╭─ Supplied data

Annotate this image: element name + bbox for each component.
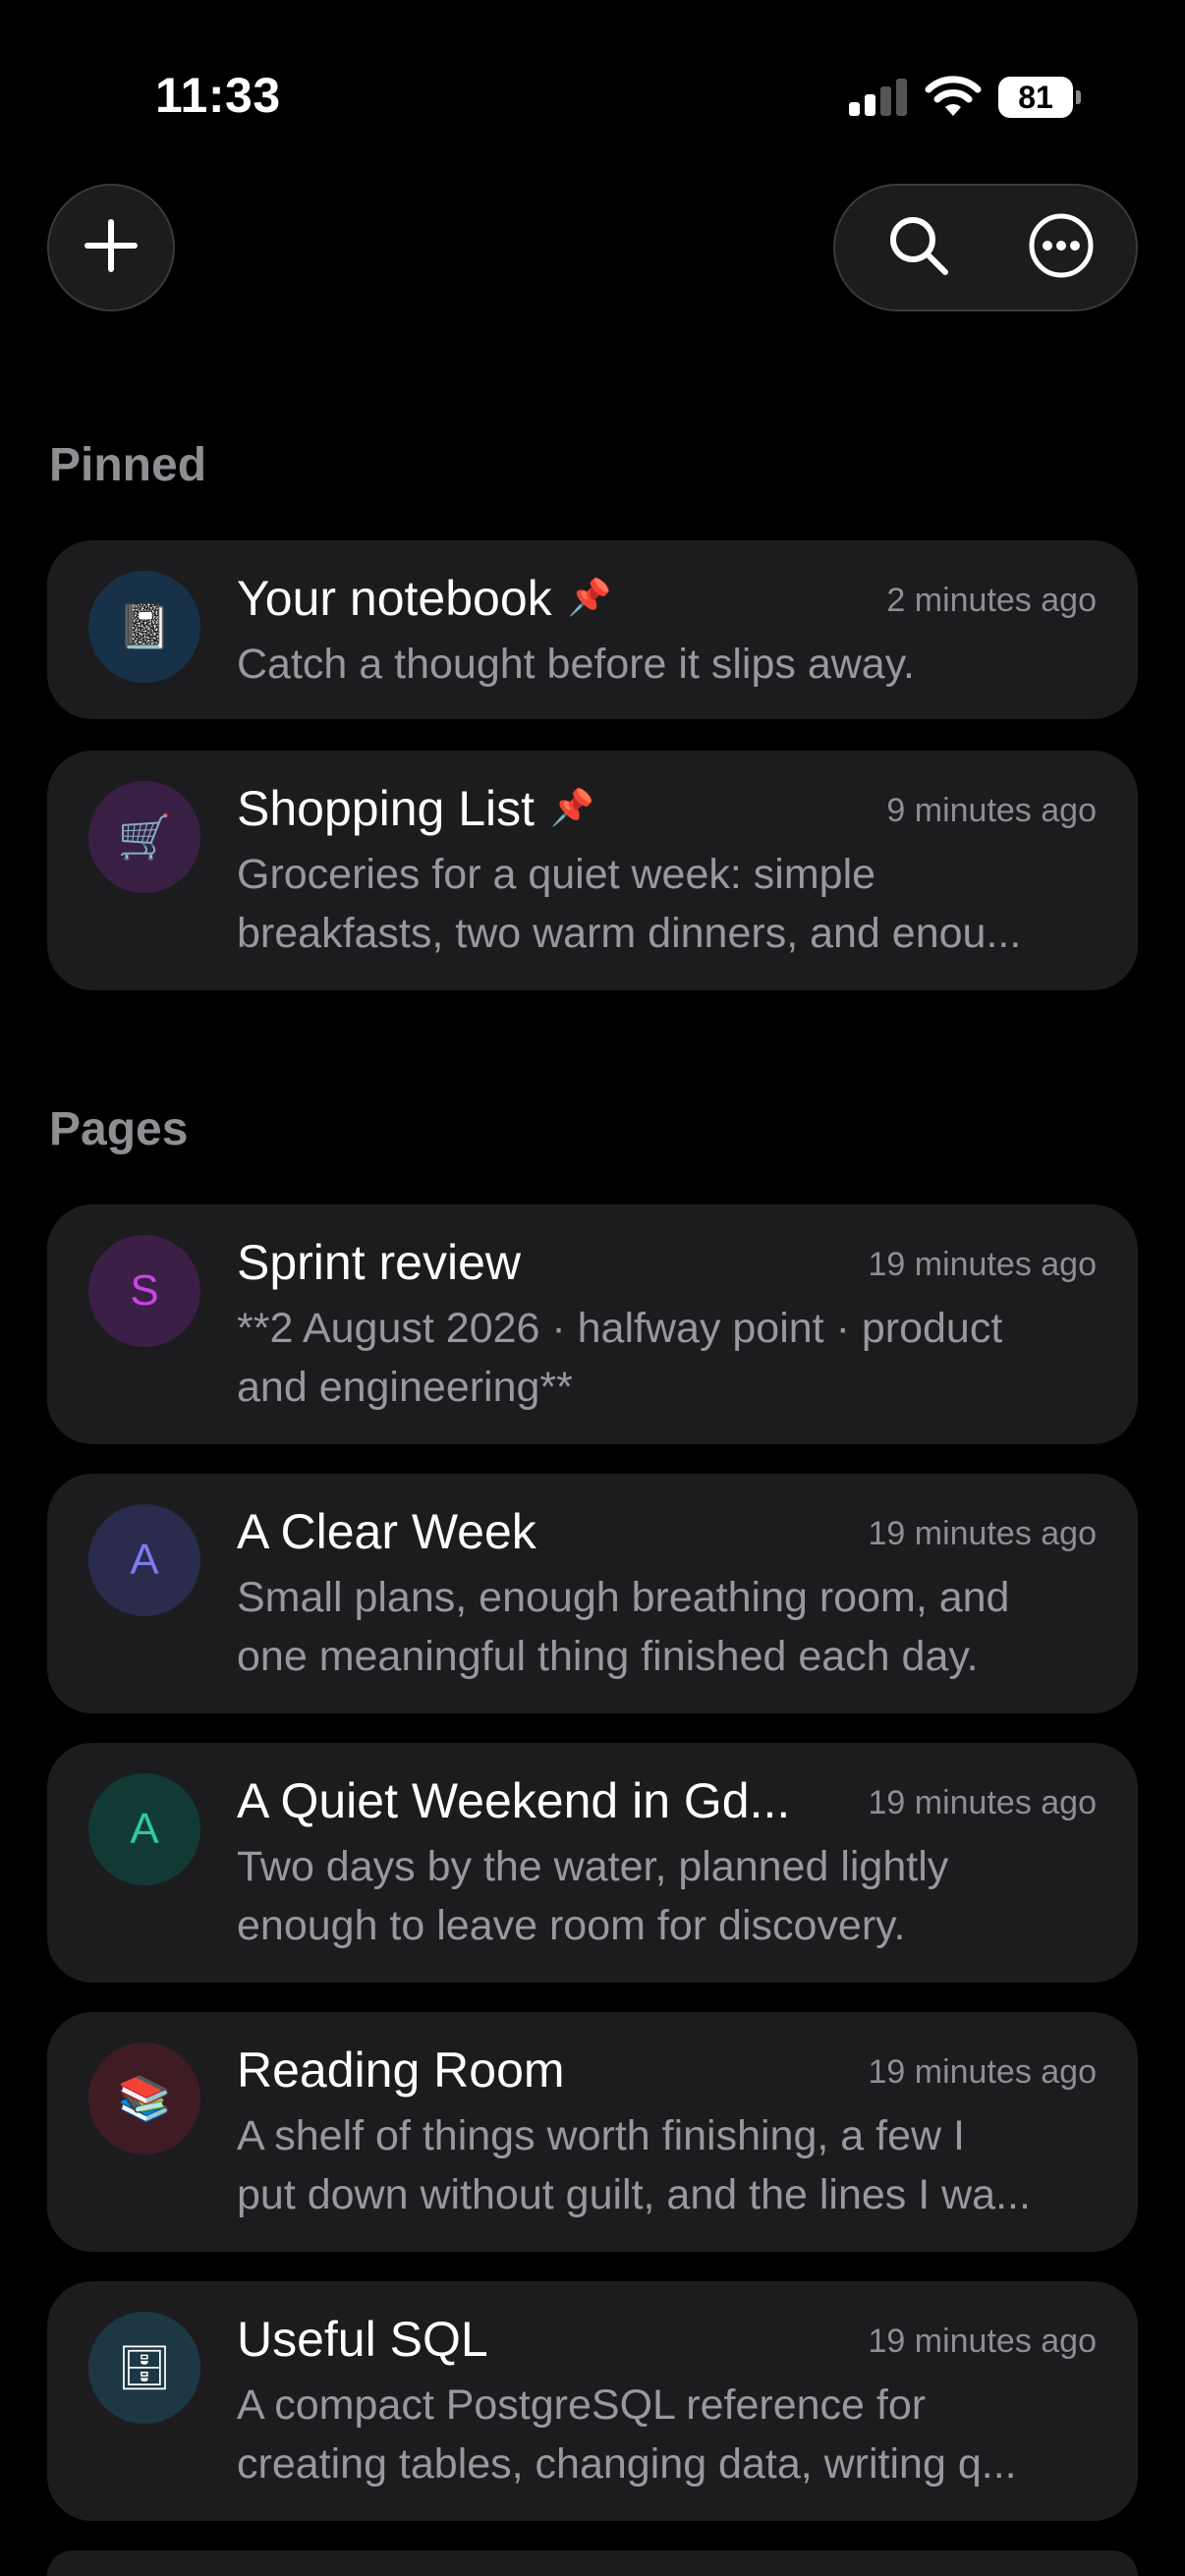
- top-actions-pill: [833, 184, 1138, 311]
- books-icon: 📚: [88, 2043, 200, 2155]
- letter-avatar: S: [88, 1235, 200, 1347]
- card-description: A shelf of things worth finishing, a few…: [237, 2112, 1031, 2218]
- pinned-card-your-notebook[interactable]: 📓 Your notebook 📌 2 minutes ago Catch a t…: [47, 540, 1138, 719]
- card-timestamp: 2 minutes ago: [886, 582, 1097, 619]
- shopping-cart-icon: 🛒: [88, 781, 200, 893]
- letter-avatar: A: [88, 1773, 200, 1885]
- status-bar: 11:33 81: [0, 0, 1185, 187]
- search-icon: [886, 213, 951, 283]
- page-card-sprint-review[interactable]: S Sprint review 19 minutes ago **2 Augus…: [47, 1204, 1138, 1444]
- section-title-pages: Pages: [49, 1103, 189, 1155]
- pinned-card-shopping-list[interactable]: 🛒 Shopping List 📌 9 minutes ago Groceries…: [47, 751, 1138, 990]
- page-card-partial[interactable]: [47, 2550, 1138, 2576]
- card-title: Sprint review: [237, 1235, 521, 1290]
- card-timestamp: 19 minutes ago: [868, 2323, 1098, 2360]
- card-timestamp: 19 minutes ago: [868, 2053, 1098, 2091]
- pin-icon: 📌: [567, 577, 612, 617]
- card-title: Reading Room: [237, 2043, 565, 2098]
- card-timestamp: 19 minutes ago: [868, 1515, 1098, 1552]
- card-timestamp: 19 minutes ago: [868, 1246, 1098, 1283]
- status-time: 11:33: [155, 68, 281, 123]
- pin-icon: 📌: [550, 787, 594, 827]
- card-description: Two days by the water, planned lightly e…: [237, 1843, 949, 1949]
- new-page-button[interactable]: [47, 184, 175, 311]
- card-title: Shopping List: [237, 781, 536, 836]
- card-timestamp: 9 minutes ago: [886, 792, 1097, 829]
- ellipsis-circle-icon: [1028, 212, 1095, 284]
- card-title: Your notebook: [237, 571, 552, 626]
- letter-avatar: A: [88, 1504, 200, 1616]
- battery-level: 81: [998, 77, 1073, 118]
- wifi-icon: [924, 73, 983, 118]
- notebook-icon: 📓: [88, 571, 200, 683]
- search-button[interactable]: [855, 186, 983, 309]
- card-description: Small plans, enough breathing room, and …: [237, 1574, 1010, 1680]
- section-title-pinned: Pinned: [49, 439, 207, 491]
- card-description: Catch a thought before it slips away.: [237, 641, 915, 688]
- card-description: **2 August 2026 · halfway point · produc…: [237, 1305, 1003, 1411]
- page-card-useful-sql[interactable]: 🗄 Useful SQL 19 minutes ago A compact Po…: [47, 2281, 1138, 2521]
- cellular-signal-icon: [849, 79, 908, 116]
- card-title: Useful SQL: [237, 2312, 488, 2367]
- file-cabinet-icon: 🗄: [88, 2312, 200, 2424]
- card-title: A Quiet Weekend in Gd...: [237, 1773, 791, 1828]
- card-description: Groceries for a quiet week: simple break…: [237, 851, 1022, 957]
- card-description: A compact PostgreSQL reference for creat…: [237, 2381, 1017, 2488]
- plus-icon: [84, 218, 139, 278]
- card-timestamp: 19 minutes ago: [868, 1784, 1098, 1821]
- page-card-reading-room[interactable]: 📚 Reading Room 19 minutes ago A shelf of…: [47, 2012, 1138, 2252]
- card-title: A Clear Week: [237, 1504, 536, 1559]
- page-card-a-clear-week[interactable]: A A Clear Week 19 minutes ago Small plan…: [47, 1474, 1138, 1713]
- more-options-button[interactable]: [997, 186, 1125, 309]
- page-card-a-quiet-weekend[interactable]: A A Quiet Weekend in Gd... 19 minutes ag…: [47, 1743, 1138, 1983]
- battery-icon: 81: [998, 77, 1081, 118]
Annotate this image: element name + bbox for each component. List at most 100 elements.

╰─

**What to do**
Arrange every line of the items above as a Markdown table with the columns Row and Line, numbering the rows and skipping blank lines. Leave the pictures out of the answer.

**Output of the exercise**
| Row | Line |
|---|---|
| 1 | Annotate this image: element name + bbox for each component. |
| 2 | - top-actions-pill: [833, 184, 1138, 311] |
| 3 | - books-icon: 📚: [88, 2043, 200, 2155] |
| 4 | - letter-avatar: S: [88, 1235, 200, 1347] |
| 5 | - card-description: A shelf of things worth finishing, a few…: [237, 2112, 1031, 2218] |
| 6 | - pinned-card-your-notebook[interactable]: 📓 Your notebook 📌 2 minutes ago Catch a t…: [47, 540, 1138, 719] |
| 7 | - card-timestamp: 2 minutes ago: [886, 582, 1097, 619] |
| 8 | - shopping-cart-icon: 🛒: [88, 781, 200, 893] |
| 9 | - letter-avatar: A: [88, 1773, 200, 1885] |
| 10 | - status-bar: 11:33 81: [0, 0, 1185, 187] |
| 11 | - search-icon: [886, 213, 951, 283] |
| 12 | - page-card-sprint-review[interactable]: S Sprint review 19 minutes ago **2 Augus…: [47, 1204, 1138, 1444] |
| 13 | - section-title-pages: Pages: [49, 1103, 189, 1155] |
| 14 | - pinned-card-shopping-list[interactable]: 🛒 Shopping List 📌 9 minutes ago Groceries…: [47, 751, 1138, 990] |
| 15 | - page-card-partial[interactable]: [47, 2550, 1138, 2576] |
| 16 | - card-title: Sprint review: [237, 1235, 521, 1290] |
| 17 | - card-timestamp: 19 minutes ago: [868, 2323, 1098, 2360] |
| 18 | - card-timestamp: 19 minutes ago: [868, 2053, 1098, 2091] |
| 19 | - pin-icon: 📌: [567, 577, 612, 617] |
| 20 | - card-title: Reading Room: [237, 2043, 565, 2098] |
| 21 | - card-timestamp: 19 minutes ago: [868, 1515, 1098, 1552] |
| 22 | - card-timestamp: 19 minutes ago: [868, 1246, 1098, 1283] |
| 23 | - status-time: 11:33: [155, 68, 281, 123] |
| 24 | - pin-icon: 📌: [550, 787, 594, 827] |
| 25 | - card-description: Two days by the water, planned lightly e…: [237, 1843, 949, 1949] |
| 26 | - new-page-button[interactable]: [47, 184, 175, 311] |
| 27 | - card-title: Shopping List: [237, 781, 536, 836] |
| 28 | - card-timestamp: 9 minutes ago: [886, 792, 1097, 829] |
| 29 | - ellipsis-circle-icon: [1028, 212, 1095, 284] |
| 30 | - card-title: Your notebook: [237, 571, 552, 626] |
| 31 | - letter-avatar: A: [88, 1504, 200, 1616] |
| 32 | - battery-level: 81: [998, 77, 1073, 118] |
| 33 | - wifi-icon: [924, 73, 983, 118] |
| 34 | - notebook-icon: 📓: [88, 571, 200, 683] |
| 35 | - search-button[interactable]: [855, 186, 983, 309] |
| 36 | - card-description: Small plans, enough breathing room, and …: [237, 1574, 1010, 1680] |
| 37 | - section-title-pinned: Pinned: [49, 439, 207, 491] |
| 38 | - card-description: Catch a thought before it slips away.: [237, 641, 915, 688] |
| 39 | - card-description: **2 August 2026 · halfway point · produc…: [237, 1305, 1003, 1411] |
| 40 | - page-card-useful-sql[interactable]: 🗄 Useful SQL 19 minutes ago A compact Po…: [47, 2281, 1138, 2521] |
| 41 | - cellular-signal-icon: [849, 79, 908, 116] |
| 42 | - card-title: Useful SQL: [237, 2312, 488, 2367] |
| 43 | - file-cabinet-icon: 🗄: [88, 2312, 200, 2424] |
| 44 | - card-title: A Quiet Weekend in Gd...: [237, 1773, 791, 1828] |
| 45 | - card-description: Groceries for a quiet week: simple break…: [237, 851, 1022, 957] |
| 46 | - card-description: A compact PostgreSQL reference for creat…: [237, 2381, 1017, 2488] |
| 47 | - plus-icon: [84, 218, 139, 278] |
| 48 | - card-timestamp: 19 minutes ago: [868, 1784, 1098, 1821] |
| 49 | - page-card-reading-room[interactable]: 📚 Reading Room 19 minutes ago A shelf of…: [47, 2012, 1138, 2252] |
| 50 | - card-title: A Clear Week: [237, 1504, 536, 1559] |
| 51 | - page-card-a-clear-week[interactable]: A A Clear Week 19 minutes ago Small plan…: [47, 1474, 1138, 1713] |
| 52 | - more-options-button[interactable]: [997, 186, 1125, 309] |
| 53 | - page-card-a-quiet-weekend[interactable]: A A Quiet Weekend in Gd... 19 minutes ag…: [47, 1743, 1138, 1983] |
| 54 | - battery-icon: 81: [998, 77, 1081, 118] |
| 55 | Annotate this image: element name + bbox for each component. List at most 100 elements. |